> **Data shown**
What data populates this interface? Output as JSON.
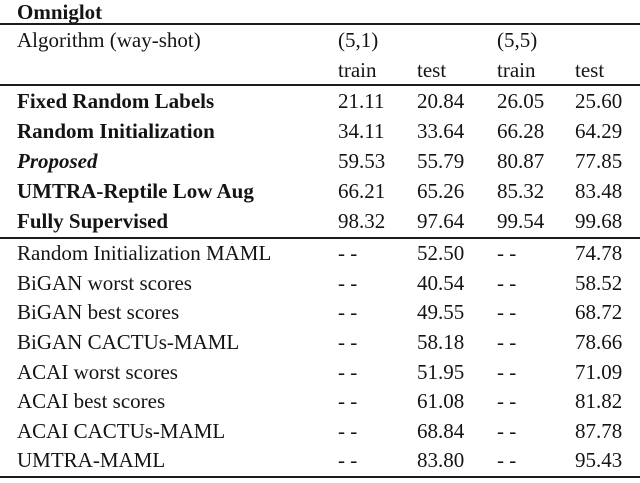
{
  "colors": {
    "text": "#141414",
    "rule": "#1c1c1c",
    "background": "#ffffff"
  },
  "table": {
    "title": "Omniglot",
    "header": {
      "algorithm_label": "Algorithm (way-shot)",
      "group1": "(5,1)",
      "group2": "(5,5)",
      "subheaders": [
        "train",
        "test",
        "train",
        "test"
      ]
    },
    "sections": [
      {
        "rows": [
          {
            "label": "Fixed Random Labels",
            "style": "bold",
            "values": [
              "21.11",
              "20.84",
              "26.05",
              "25.60"
            ]
          },
          {
            "label": "Random Initialization",
            "style": "bold",
            "values": [
              "34.11",
              "33.64",
              "66.28",
              "64.29"
            ]
          },
          {
            "label": "Proposed",
            "style": "bold-italic",
            "values": [
              "59.53",
              "55.79",
              "80.87",
              "77.85"
            ]
          },
          {
            "label": "UMTRA-Reptile Low Aug",
            "style": "bold",
            "values": [
              "66.21",
              "65.26",
              "85.32",
              "83.48"
            ]
          },
          {
            "label": "Fully Supervised",
            "style": "bold",
            "values": [
              "98.32",
              "97.64",
              "99.54",
              "99.68"
            ]
          }
        ]
      },
      {
        "rows": [
          {
            "label": "Random Initialization MAML",
            "style": "regular",
            "values": [
              "- -",
              "52.50",
              "- -",
              "74.78"
            ]
          },
          {
            "label": "BiGAN worst scores",
            "style": "regular",
            "values": [
              "- -",
              "40.54",
              "- -",
              "58.52"
            ]
          },
          {
            "label": "BiGAN best scores",
            "style": "regular",
            "values": [
              "- -",
              "49.55",
              "- -",
              "68.72"
            ]
          },
          {
            "label": "BiGAN CACTUs-MAML",
            "style": "regular",
            "values": [
              "- -",
              "58.18",
              "- -",
              "78.66"
            ]
          },
          {
            "label": "ACAI worst scores",
            "style": "regular",
            "values": [
              "- -",
              "51.95",
              "- -",
              "71.09"
            ]
          },
          {
            "label": "ACAI best scores",
            "style": "regular",
            "values": [
              "- -",
              "61.08",
              "- -",
              "81.82"
            ]
          },
          {
            "label": "ACAI CACTUs-MAML",
            "style": "regular",
            "values": [
              "- -",
              "68.84",
              "- -",
              "87.78"
            ]
          },
          {
            "label": "UMTRA-MAML",
            "style": "regular",
            "values": [
              "- -",
              "83.80",
              "- -",
              "95.43"
            ]
          }
        ]
      }
    ]
  }
}
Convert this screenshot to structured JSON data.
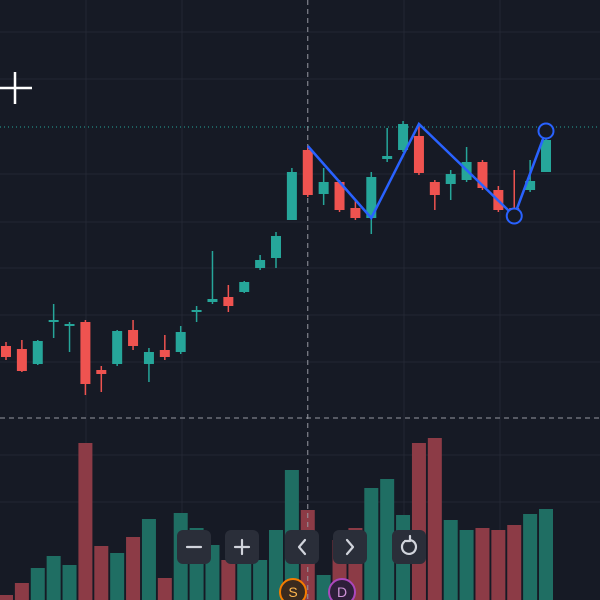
{
  "chart_data": {
    "type": "candlestick",
    "open": [
      254,
      251,
      236,
      278,
      274,
      278,
      230,
      236,
      270,
      236,
      250,
      248,
      288,
      298,
      303,
      308,
      332,
      342,
      380,
      450,
      406,
      418,
      392,
      382,
      441,
      450,
      464,
      418,
      416,
      420,
      438,
      410,
      392,
      410,
      428
    ],
    "high": [
      258,
      260,
      260,
      296,
      278,
      280,
      234,
      270,
      280,
      252,
      265,
      274,
      294,
      349,
      315,
      319,
      345,
      368,
      432,
      454,
      432,
      420,
      400,
      428,
      472,
      479,
      474,
      420,
      430,
      453,
      440,
      414,
      430,
      440,
      470
    ],
    "low": [
      240,
      228,
      235,
      262,
      248,
      205,
      208,
      234,
      250,
      218,
      240,
      246,
      278,
      296,
      288,
      307,
      330,
      332,
      380,
      403,
      395,
      388,
      380,
      366,
      438,
      448,
      425,
      390,
      400,
      418,
      410,
      388,
      382,
      408,
      428
    ],
    "close": [
      243,
      229,
      259,
      280,
      276,
      216,
      226,
      269,
      254,
      248,
      243,
      268,
      290,
      301,
      294,
      318,
      340,
      364,
      428,
      405,
      418,
      390,
      382,
      423,
      444,
      476,
      427,
      405,
      426,
      438,
      412,
      390,
      386,
      419,
      460
    ],
    "volume": [
      5,
      17,
      32,
      44,
      35,
      157,
      54,
      47,
      63,
      81,
      22,
      87,
      72,
      55,
      40,
      60,
      40,
      70,
      130,
      90,
      25,
      60,
      72,
      112,
      121,
      85,
      157,
      162,
      80,
      70,
      72,
      70,
      75,
      86,
      91
    ],
    "up_color": "#26a69a",
    "down_color": "#ef5350",
    "volume_up_color": "#1f6e63",
    "volume_down_color": "#8c3b46",
    "ylim": [
      0,
      600
    ],
    "y2lim": [
      0,
      600
    ],
    "zigzag": {
      "color": "#2962ff",
      "x": [
        19,
        23,
        26,
        32,
        34
      ],
      "y": [
        454,
        382,
        476,
        384,
        469
      ],
      "circled": [
        3,
        4
      ]
    },
    "crosshair": {
      "x": 19,
      "y": 182
    },
    "last_price_line": 473
  },
  "badges": [
    "S",
    "D"
  ]
}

> **Aim**
Make an exact copy of all entries above, dropping the images.

> **Exercise result**
What data populates this interface? Output as JSON.
{
  "colors": {
    "text": "#141414",
    "rule": "#1c1c1c",
    "background": "#ffffff"
  },
  "table": {
    "title": "Omniglot",
    "header": {
      "algorithm_label": "Algorithm (way-shot)",
      "group1": "(5,1)",
      "group2": "(5,5)",
      "subheaders": [
        "train",
        "test",
        "train",
        "test"
      ]
    },
    "sections": [
      {
        "rows": [
          {
            "label": "Fixed Random Labels",
            "style": "bold",
            "values": [
              "21.11",
              "20.84",
              "26.05",
              "25.60"
            ]
          },
          {
            "label": "Random Initialization",
            "style": "bold",
            "values": [
              "34.11",
              "33.64",
              "66.28",
              "64.29"
            ]
          },
          {
            "label": "Proposed",
            "style": "bold-italic",
            "values": [
              "59.53",
              "55.79",
              "80.87",
              "77.85"
            ]
          },
          {
            "label": "UMTRA-Reptile Low Aug",
            "style": "bold",
            "values": [
              "66.21",
              "65.26",
              "85.32",
              "83.48"
            ]
          },
          {
            "label": "Fully Supervised",
            "style": "bold",
            "values": [
              "98.32",
              "97.64",
              "99.54",
              "99.68"
            ]
          }
        ]
      },
      {
        "rows": [
          {
            "label": "Random Initialization MAML",
            "style": "regular",
            "values": [
              "- -",
              "52.50",
              "- -",
              "74.78"
            ]
          },
          {
            "label": "BiGAN worst scores",
            "style": "regular",
            "values": [
              "- -",
              "40.54",
              "- -",
              "58.52"
            ]
          },
          {
            "label": "BiGAN best scores",
            "style": "regular",
            "values": [
              "- -",
              "49.55",
              "- -",
              "68.72"
            ]
          },
          {
            "label": "BiGAN CACTUs-MAML",
            "style": "regular",
            "values": [
              "- -",
              "58.18",
              "- -",
              "78.66"
            ]
          },
          {
            "label": "ACAI worst scores",
            "style": "regular",
            "values": [
              "- -",
              "51.95",
              "- -",
              "71.09"
            ]
          },
          {
            "label": "ACAI best scores",
            "style": "regular",
            "values": [
              "- -",
              "61.08",
              "- -",
              "81.82"
            ]
          },
          {
            "label": "ACAI CACTUs-MAML",
            "style": "regular",
            "values": [
              "- -",
              "68.84",
              "- -",
              "87.78"
            ]
          },
          {
            "label": "UMTRA-MAML",
            "style": "regular",
            "values": [
              "- -",
              "83.80",
              "- -",
              "95.43"
            ]
          }
        ]
      }
    ]
  }
}
Convert this screenshot to structured JSON data.
{
  "chart_data": {
    "type": "candlestick",
    "open": [
      254,
      251,
      236,
      278,
      274,
      278,
      230,
      236,
      270,
      236,
      250,
      248,
      288,
      298,
      303,
      308,
      332,
      342,
      380,
      450,
      406,
      418,
      392,
      382,
      441,
      450,
      464,
      418,
      416,
      420,
      438,
      410,
      392,
      410,
      428
    ],
    "high": [
      258,
      260,
      260,
      296,
      278,
      280,
      234,
      270,
      280,
      252,
      265,
      274,
      294,
      349,
      315,
      319,
      345,
      368,
      432,
      454,
      432,
      420,
      400,
      428,
      472,
      479,
      474,
      420,
      430,
      453,
      440,
      414,
      430,
      440,
      470
    ],
    "low": [
      240,
      228,
      235,
      262,
      248,
      205,
      208,
      234,
      250,
      218,
      240,
      246,
      278,
      296,
      288,
      307,
      330,
      332,
      380,
      403,
      395,
      388,
      380,
      366,
      438,
      448,
      425,
      390,
      400,
      418,
      410,
      388,
      382,
      408,
      428
    ],
    "close": [
      243,
      229,
      259,
      280,
      276,
      216,
      226,
      269,
      254,
      248,
      243,
      268,
      290,
      301,
      294,
      318,
      340,
      364,
      428,
      405,
      418,
      390,
      382,
      423,
      444,
      476,
      427,
      405,
      426,
      438,
      412,
      390,
      386,
      419,
      460
    ],
    "volume": [
      5,
      17,
      32,
      44,
      35,
      157,
      54,
      47,
      63,
      81,
      22,
      87,
      72,
      55,
      40,
      60,
      40,
      70,
      130,
      90,
      25,
      60,
      72,
      112,
      121,
      85,
      157,
      162,
      80,
      70,
      72,
      70,
      75,
      86,
      91
    ],
    "up_color": "#26a69a",
    "down_color": "#ef5350",
    "volume_up_color": "#1f6e63",
    "volume_down_color": "#8c3b46",
    "ylim": [
      0,
      600
    ],
    "y2lim": [
      0,
      600
    ],
    "zigzag": {
      "color": "#2962ff",
      "x": [
        19,
        23,
        26,
        32,
        34
      ],
      "y": [
        454,
        382,
        476,
        384,
        469
      ],
      "circled": [
        3,
        4
      ]
    },
    "crosshair": {
      "x": 19,
      "y": 182
    },
    "last_price_line": 473
  },
  "badges": [
    "S",
    "D"
  ]
}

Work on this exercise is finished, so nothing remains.